(Figure contents as structured data)

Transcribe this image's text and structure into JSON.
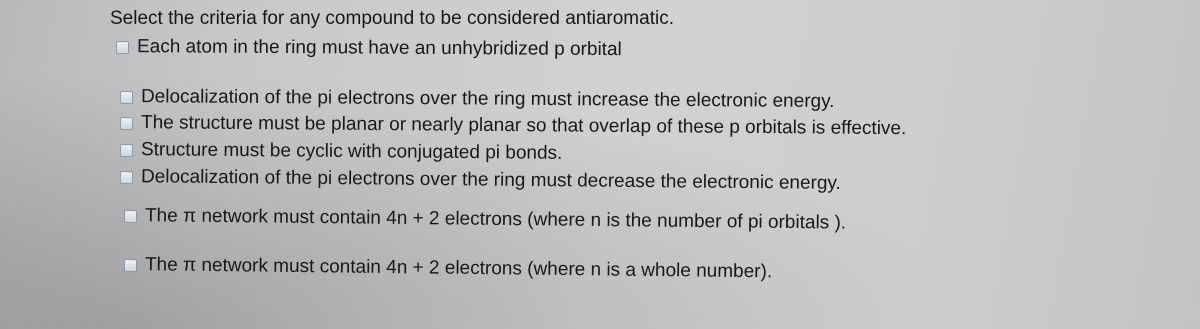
{
  "question": "Select the criteria for any compound to be considered antiaromatic.",
  "options": [
    "Each atom in the ring must have an unhybridized p orbital",
    "Delocalization of the pi electrons over the ring must increase the electronic energy.",
    "The structure must be planar or nearly planar so that overlap of these p orbitals is effective.",
    "Structure must be cyclic with conjugated pi bonds.",
    "Delocalization of the pi electrons over the ring must decrease the electronic energy.",
    "The π network must contain 4n + 2 electrons (where n is the number of pi orbitals ).",
    "The π network must contain 4n + 2 electrons (where n is a whole number)."
  ]
}
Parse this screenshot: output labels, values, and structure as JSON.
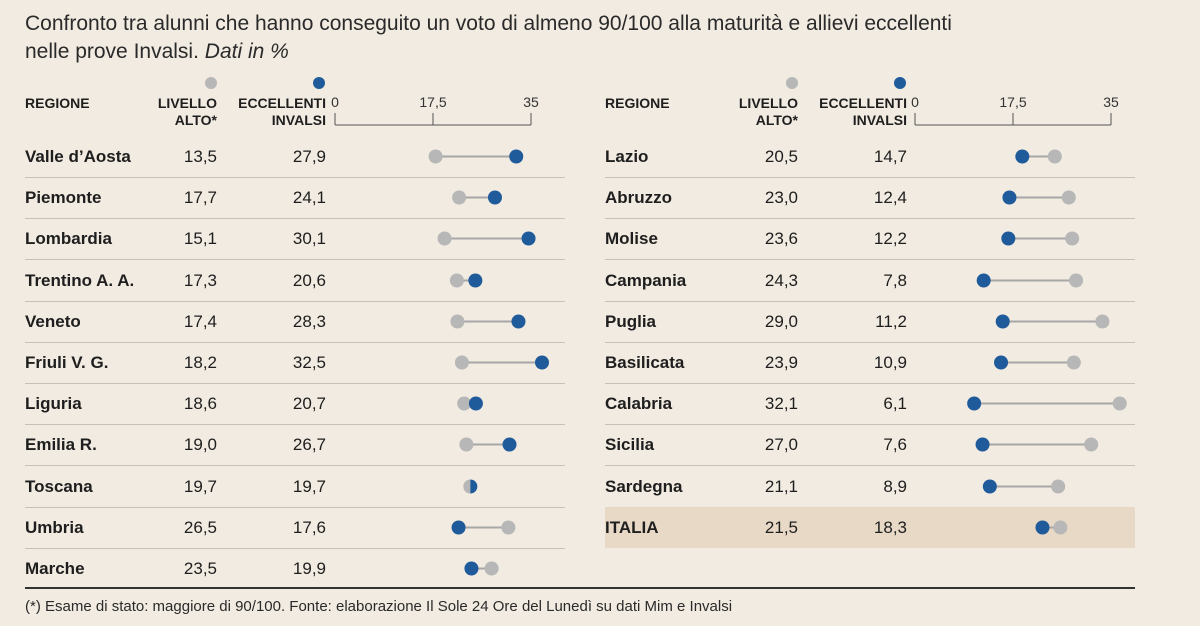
{
  "title_main": "Confronto tra alunni che hanno conseguito un voto di almeno 90/100 alla maturità e allievi eccellenti",
  "title_line2": "nelle prove Invalsi.",
  "title_italic": "Dati in %",
  "headers": {
    "regione": "REGIONE",
    "livello_1": "LIVELLO",
    "livello_2": "ALTO*",
    "eccellenti_1": "ECCELLENTI",
    "eccellenti_2": "INVALSI"
  },
  "colors": {
    "livello": "#b7b7b7",
    "eccellenti": "#1f5b9a",
    "line": "#a7a7a7"
  },
  "chart_data": {
    "type": "dot-plot",
    "xlim": [
      0,
      35
    ],
    "ticks": [
      "0",
      "17,5",
      "35"
    ],
    "tick_values": [
      0,
      17.5,
      35
    ],
    "series": [
      {
        "name": "LIVELLO ALTO*",
        "key": "livello"
      },
      {
        "name": "ECCELLENTI INVALSI",
        "key": "eccellenti"
      }
    ],
    "left": [
      {
        "regione": "Valle d’Aosta",
        "livello": "13,5",
        "eccellenti": "27,9",
        "lv": 13.5,
        "ec": 27.9
      },
      {
        "regione": "Piemonte",
        "livello": "17,7",
        "eccellenti": "24,1",
        "lv": 17.7,
        "ec": 24.1
      },
      {
        "regione": "Lombardia",
        "livello": "15,1",
        "eccellenti": "30,1",
        "lv": 15.1,
        "ec": 30.1
      },
      {
        "regione": "Trentino A. A.",
        "livello": "17,3",
        "eccellenti": "20,6",
        "lv": 17.3,
        "ec": 20.6
      },
      {
        "regione": "Veneto",
        "livello": "17,4",
        "eccellenti": "28,3",
        "lv": 17.4,
        "ec": 28.3
      },
      {
        "regione": "Friuli V. G.",
        "livello": "18,2",
        "eccellenti": "32,5",
        "lv": 18.2,
        "ec": 32.5
      },
      {
        "regione": "Liguria",
        "livello": "18,6",
        "eccellenti": "20,7",
        "lv": 18.6,
        "ec": 20.7
      },
      {
        "regione": "Emilia R.",
        "livello": "19,0",
        "eccellenti": "26,7",
        "lv": 19.0,
        "ec": 26.7
      },
      {
        "regione": "Toscana",
        "livello": "19,7",
        "eccellenti": "19,7",
        "lv": 19.7,
        "ec": 19.7
      },
      {
        "regione": "Umbria",
        "livello": "26,5",
        "eccellenti": "17,6",
        "lv": 26.5,
        "ec": 17.6
      },
      {
        "regione": "Marche",
        "livello": "23,5",
        "eccellenti": "19,9",
        "lv": 23.5,
        "ec": 19.9
      }
    ],
    "right": [
      {
        "regione": "Lazio",
        "livello": "20,5",
        "eccellenti": "14,7",
        "lv": 20.5,
        "ec": 14.7
      },
      {
        "regione": "Abruzzo",
        "livello": "23,0",
        "eccellenti": "12,4",
        "lv": 23.0,
        "ec": 12.4
      },
      {
        "regione": "Molise",
        "livello": "23,6",
        "eccellenti": "12,2",
        "lv": 23.6,
        "ec": 12.2
      },
      {
        "regione": "Campania",
        "livello": "24,3",
        "eccellenti": "7,8",
        "lv": 24.3,
        "ec": 7.8
      },
      {
        "regione": "Puglia",
        "livello": "29,0",
        "eccellenti": "11,2",
        "lv": 29.0,
        "ec": 11.2
      },
      {
        "regione": "Basilicata",
        "livello": "23,9",
        "eccellenti": "10,9",
        "lv": 23.9,
        "ec": 10.9
      },
      {
        "regione": "Calabria",
        "livello": "32,1",
        "eccellenti": "6,1",
        "lv": 32.1,
        "ec": 6.1
      },
      {
        "regione": "Sicilia",
        "livello": "27,0",
        "eccellenti": "7,6",
        "lv": 27.0,
        "ec": 7.6
      },
      {
        "regione": "Sardegna",
        "livello": "21,1",
        "eccellenti": "8,9",
        "lv": 21.1,
        "ec": 8.9
      },
      {
        "regione": "ITALIA",
        "livello": "21,5",
        "eccellenti": "18,3",
        "lv": 21.5,
        "ec": 18.3,
        "highlight": true
      }
    ]
  },
  "footer": "(*) Esame di stato: maggiore di 90/100. Fonte: elaborazione Il Sole 24 Ore del Lunedì su dati Mim e Invalsi"
}
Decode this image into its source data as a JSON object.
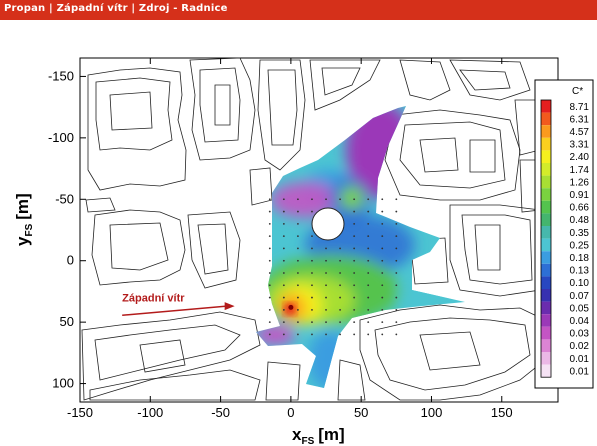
{
  "window": {
    "title": "Propan | Západní vítr | Zdroj - Radnice"
  },
  "chart_data": {
    "type": "heatmap",
    "title": "",
    "xlabel": {
      "main": "x",
      "sub": "FS",
      "unit": "[m]"
    },
    "ylabel": {
      "main": "y",
      "sub": "FS",
      "unit": "[m]"
    },
    "xlim": [
      -150,
      190
    ],
    "ylim": [
      -165,
      115
    ],
    "y_inverted": true,
    "grid": false,
    "x_ticks": [
      -150,
      -100,
      -50,
      0,
      50,
      100,
      150
    ],
    "y_ticks": [
      -150,
      -100,
      -50,
      0,
      50,
      100
    ],
    "legend": {
      "title": "C*",
      "position": "right",
      "levels": [
        "8.71",
        "6.31",
        "4.57",
        "3.31",
        "2.40",
        "1.74",
        "1.26",
        "0.91",
        "0.66",
        "0.48",
        "0.35",
        "0.25",
        "0.18",
        "0.13",
        "0.10",
        "0.07",
        "0.05",
        "0.04",
        "0.03",
        "0.02",
        "0.01",
        "0.01"
      ],
      "colors": [
        "#e41f1f",
        "#f25a1e",
        "#fb9a1e",
        "#fbcf1f",
        "#f5f01f",
        "#d3ec2a",
        "#a8df33",
        "#7ad23f",
        "#54c34e",
        "#44b56e",
        "#46b8ac",
        "#4cc5d2",
        "#3b9de0",
        "#2d6fd5",
        "#2747c0",
        "#3731b0",
        "#6a2cae",
        "#9b39b8",
        "#c455c4",
        "#dc84d4",
        "#ebb8e6",
        "#f5e2f4"
      ]
    },
    "annotation": {
      "text": "Západní vítr",
      "x": -120,
      "y": 33,
      "arrow_to": [
        -40,
        37
      ]
    },
    "source_point": {
      "x": 0,
      "y": 38
    }
  }
}
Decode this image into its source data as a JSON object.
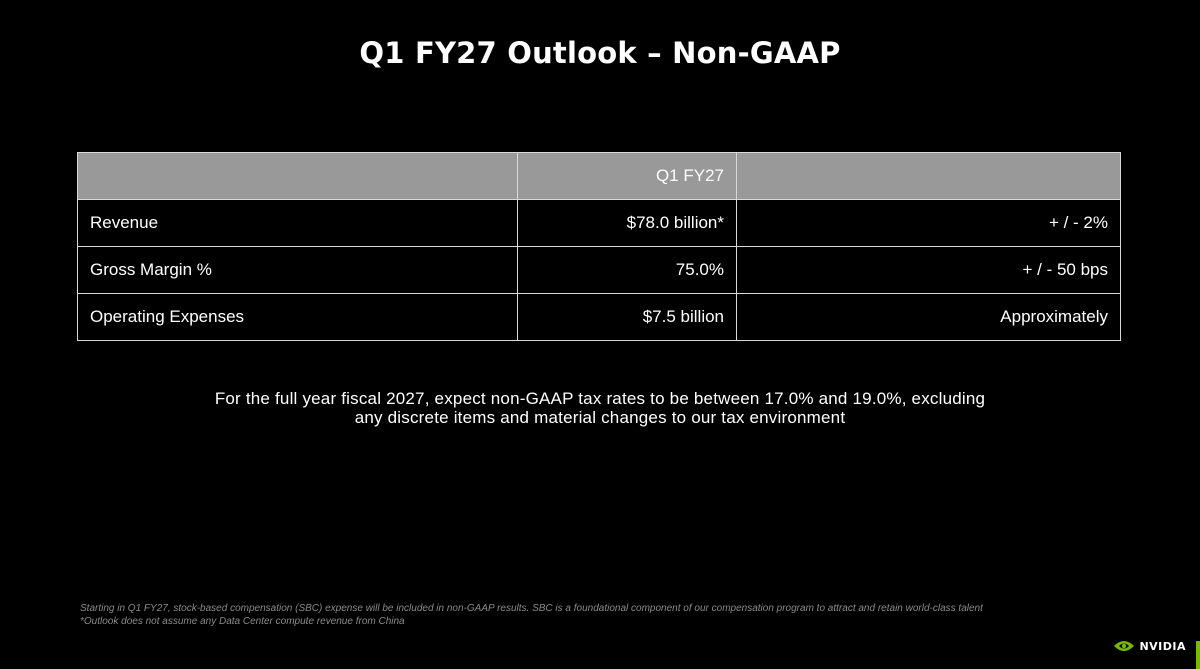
{
  "title": "Q1 FY27 Outlook – Non-GAAP",
  "table": {
    "header": [
      "",
      "Q1 FY27",
      ""
    ],
    "rows": [
      {
        "metric": "Revenue",
        "value": "$78.0 billion*",
        "range": "+ / - 2%"
      },
      {
        "metric": "Gross Margin %",
        "value": "75.0%",
        "range": "+ / - 50 bps"
      },
      {
        "metric": "Operating Expenses",
        "value": "$7.5 billion",
        "range": "Approximately"
      }
    ]
  },
  "note": {
    "line1": "For the full year fiscal 2027, expect non-GAAP tax rates to be between 17.0% and 19.0%, excluding",
    "line2": "any discrete items and material changes to our tax environment"
  },
  "footnotes": [
    "Starting in Q1 FY27, stock-based compensation (SBC) expense will be included in non-GAAP results. SBC is a foundational component of our compensation program to attract and retain world-class talent",
    "*Outlook does not assume any Data Center compute revenue from China"
  ],
  "brand": {
    "name": "NVIDIA",
    "icon": "nvidia-eye-logo",
    "accent_color": "#76b900"
  },
  "colors": {
    "background": "#000000",
    "header_fill": "#999999",
    "border": "#d9d9d9"
  }
}
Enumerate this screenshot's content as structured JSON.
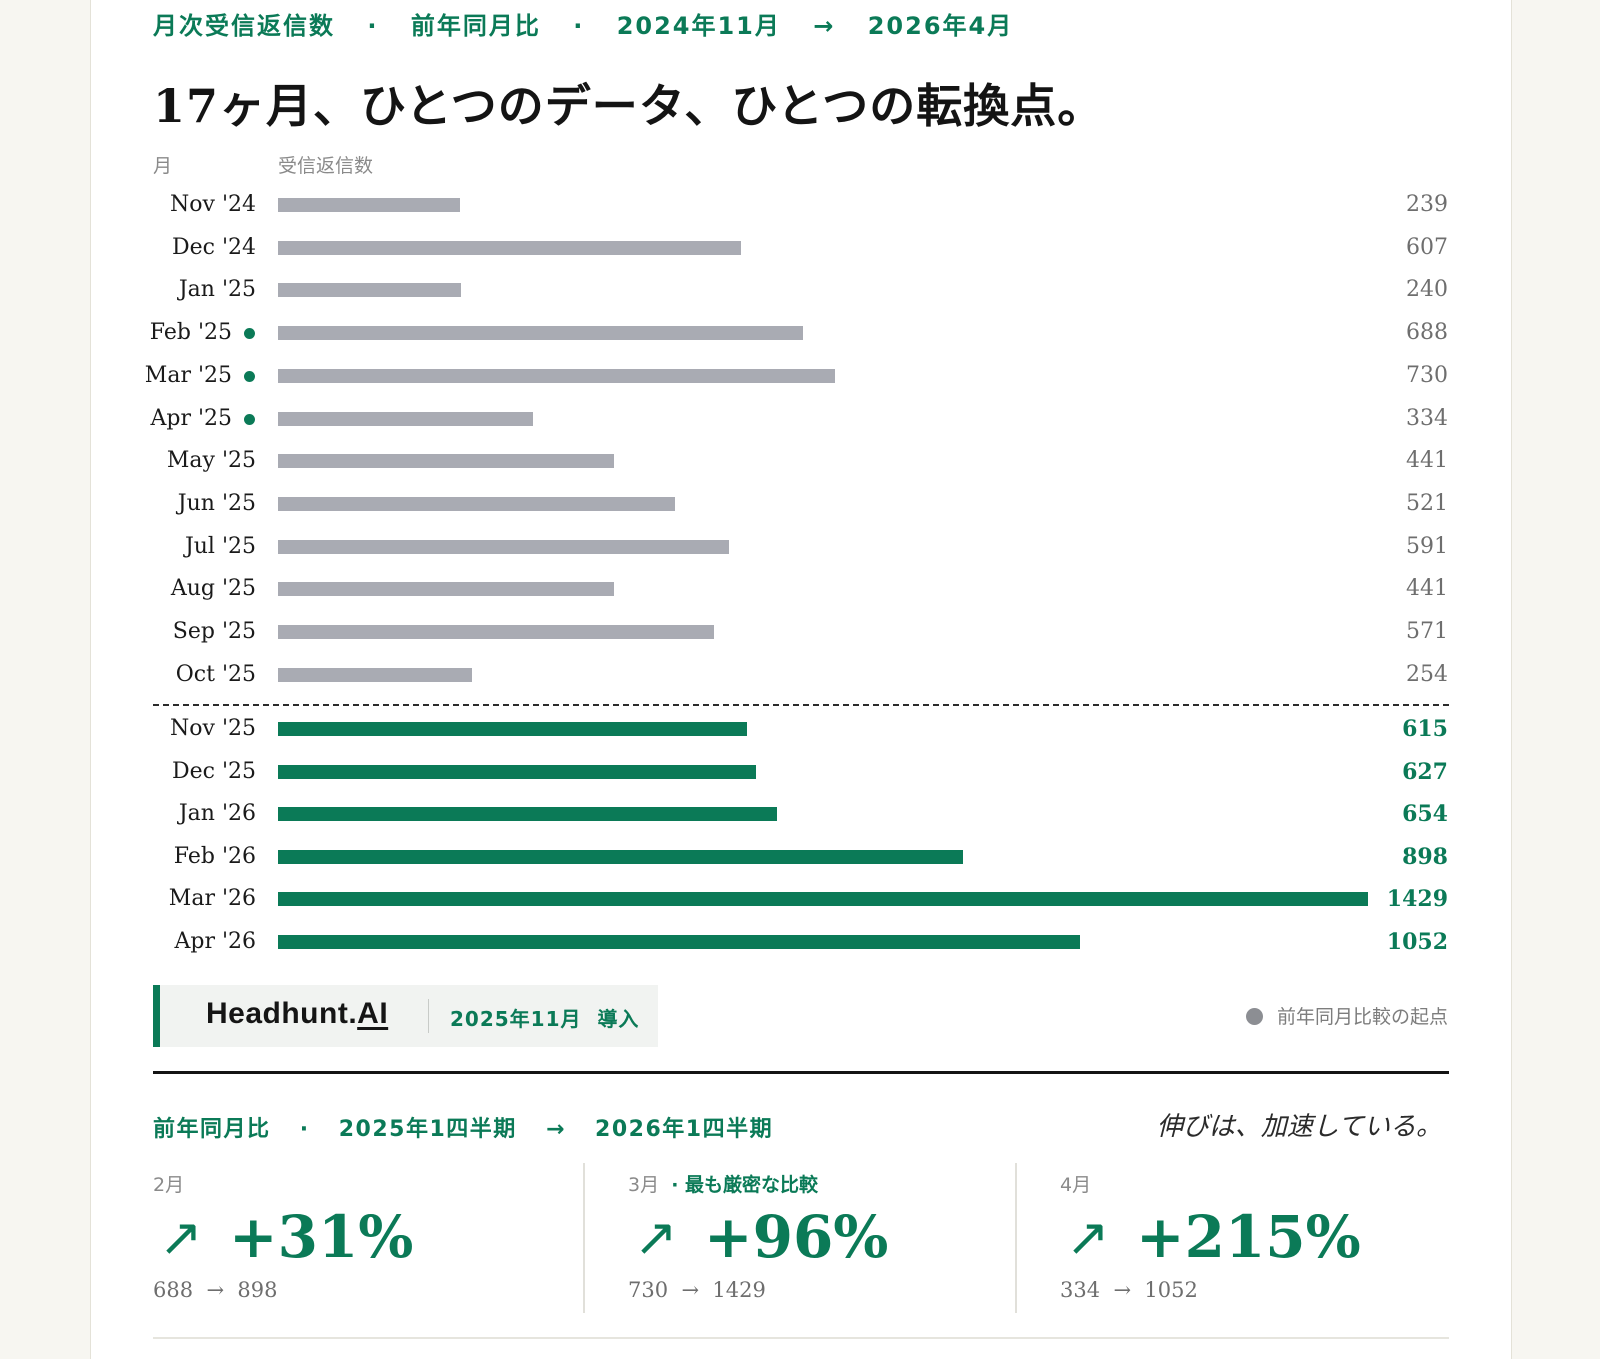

Stated exercise:
Scan the listing above for the word "Outlook" and show each line where it is found.

Complete response:
  "title": "Q1 FY27 Outlook – Non-GAAP",
    "*Outlook does not assume any Data Center compute revenue from China"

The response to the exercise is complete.